(Data listing)
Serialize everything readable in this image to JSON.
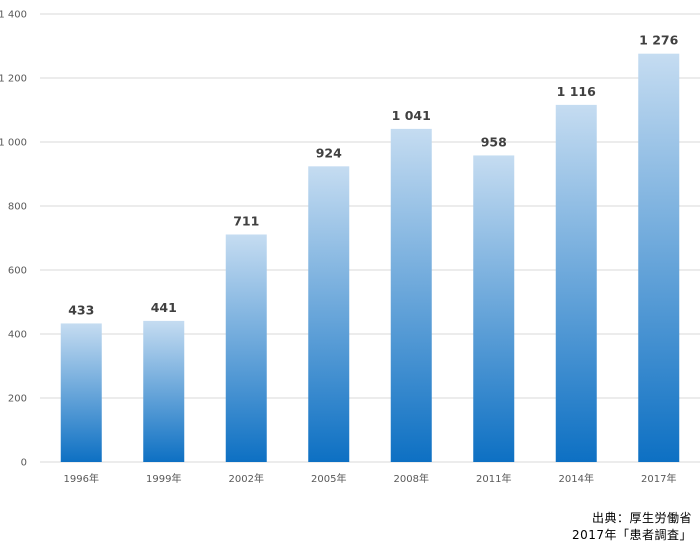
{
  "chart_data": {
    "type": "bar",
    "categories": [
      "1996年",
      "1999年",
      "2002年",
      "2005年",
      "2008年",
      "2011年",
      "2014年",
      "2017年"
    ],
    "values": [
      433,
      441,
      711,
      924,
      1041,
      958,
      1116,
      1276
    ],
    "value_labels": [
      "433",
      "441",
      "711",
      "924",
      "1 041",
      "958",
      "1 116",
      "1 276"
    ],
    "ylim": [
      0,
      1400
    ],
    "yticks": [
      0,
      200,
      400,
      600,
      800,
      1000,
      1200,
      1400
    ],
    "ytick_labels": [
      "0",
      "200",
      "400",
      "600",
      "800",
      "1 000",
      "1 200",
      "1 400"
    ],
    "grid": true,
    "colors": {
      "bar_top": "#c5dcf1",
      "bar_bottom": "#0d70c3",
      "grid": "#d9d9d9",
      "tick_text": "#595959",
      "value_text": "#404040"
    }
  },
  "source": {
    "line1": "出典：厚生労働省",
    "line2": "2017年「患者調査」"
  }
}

---

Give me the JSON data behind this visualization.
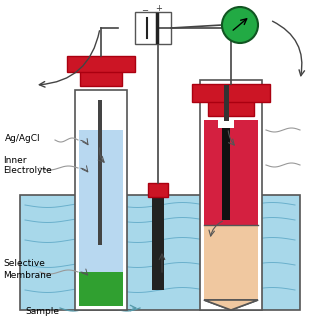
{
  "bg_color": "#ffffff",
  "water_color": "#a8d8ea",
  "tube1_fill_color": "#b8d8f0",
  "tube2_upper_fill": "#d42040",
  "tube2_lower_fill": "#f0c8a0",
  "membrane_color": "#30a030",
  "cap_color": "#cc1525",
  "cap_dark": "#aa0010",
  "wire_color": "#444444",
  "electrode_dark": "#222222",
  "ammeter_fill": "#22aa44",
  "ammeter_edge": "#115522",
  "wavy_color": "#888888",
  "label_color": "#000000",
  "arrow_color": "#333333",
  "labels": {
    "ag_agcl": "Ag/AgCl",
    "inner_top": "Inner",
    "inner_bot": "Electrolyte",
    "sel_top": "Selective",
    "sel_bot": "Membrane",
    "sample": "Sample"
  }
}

...

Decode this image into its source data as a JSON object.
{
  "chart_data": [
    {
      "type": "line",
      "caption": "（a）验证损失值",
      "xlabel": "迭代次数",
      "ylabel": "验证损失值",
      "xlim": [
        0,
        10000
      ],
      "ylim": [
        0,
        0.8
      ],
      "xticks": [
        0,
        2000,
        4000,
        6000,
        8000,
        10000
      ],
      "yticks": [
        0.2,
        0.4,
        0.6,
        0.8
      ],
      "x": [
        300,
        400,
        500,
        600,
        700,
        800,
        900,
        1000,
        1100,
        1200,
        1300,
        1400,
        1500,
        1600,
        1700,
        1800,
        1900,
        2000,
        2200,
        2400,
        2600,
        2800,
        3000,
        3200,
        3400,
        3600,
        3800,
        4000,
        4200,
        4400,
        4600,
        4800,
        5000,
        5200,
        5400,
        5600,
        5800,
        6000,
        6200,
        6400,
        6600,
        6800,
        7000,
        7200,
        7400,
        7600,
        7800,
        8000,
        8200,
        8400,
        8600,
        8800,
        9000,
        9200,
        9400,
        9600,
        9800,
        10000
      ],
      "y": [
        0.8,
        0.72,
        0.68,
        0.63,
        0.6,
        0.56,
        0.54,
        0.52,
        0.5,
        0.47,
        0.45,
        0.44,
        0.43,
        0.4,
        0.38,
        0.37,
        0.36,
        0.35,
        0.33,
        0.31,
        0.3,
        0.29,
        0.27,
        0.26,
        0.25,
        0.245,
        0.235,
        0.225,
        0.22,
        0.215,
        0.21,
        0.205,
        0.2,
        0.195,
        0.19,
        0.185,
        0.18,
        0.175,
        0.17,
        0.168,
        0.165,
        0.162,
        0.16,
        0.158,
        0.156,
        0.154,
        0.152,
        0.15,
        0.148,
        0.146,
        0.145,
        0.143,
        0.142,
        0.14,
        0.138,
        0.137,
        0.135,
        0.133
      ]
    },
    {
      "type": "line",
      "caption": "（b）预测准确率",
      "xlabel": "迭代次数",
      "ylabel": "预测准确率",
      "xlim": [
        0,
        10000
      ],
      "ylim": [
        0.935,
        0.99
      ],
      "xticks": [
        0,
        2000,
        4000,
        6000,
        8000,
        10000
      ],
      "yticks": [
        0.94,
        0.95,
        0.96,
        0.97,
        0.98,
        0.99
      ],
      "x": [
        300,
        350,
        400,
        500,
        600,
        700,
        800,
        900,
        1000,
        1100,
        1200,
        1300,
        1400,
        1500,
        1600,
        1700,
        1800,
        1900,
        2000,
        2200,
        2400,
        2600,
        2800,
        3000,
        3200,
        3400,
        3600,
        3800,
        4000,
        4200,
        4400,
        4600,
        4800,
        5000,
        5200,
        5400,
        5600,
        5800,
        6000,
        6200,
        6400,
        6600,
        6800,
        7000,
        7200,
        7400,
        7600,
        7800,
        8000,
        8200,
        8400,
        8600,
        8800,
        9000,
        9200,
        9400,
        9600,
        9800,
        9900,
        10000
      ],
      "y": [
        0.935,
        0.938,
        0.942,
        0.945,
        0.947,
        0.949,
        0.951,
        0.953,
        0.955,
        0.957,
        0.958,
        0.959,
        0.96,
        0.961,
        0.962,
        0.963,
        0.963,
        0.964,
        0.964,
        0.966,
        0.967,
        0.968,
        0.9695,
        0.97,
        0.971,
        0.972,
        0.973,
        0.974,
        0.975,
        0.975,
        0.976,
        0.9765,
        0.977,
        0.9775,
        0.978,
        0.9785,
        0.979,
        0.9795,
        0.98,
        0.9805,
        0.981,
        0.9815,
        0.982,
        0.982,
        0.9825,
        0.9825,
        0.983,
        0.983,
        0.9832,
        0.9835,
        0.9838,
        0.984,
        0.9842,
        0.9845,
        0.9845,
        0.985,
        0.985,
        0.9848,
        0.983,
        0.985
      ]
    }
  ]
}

• [What is being asked]: Copy all lines from the material that include "image".

• [Written response]:
Serialize everything readable in this image to JSON.
Decode this image into its source data as a JSON object.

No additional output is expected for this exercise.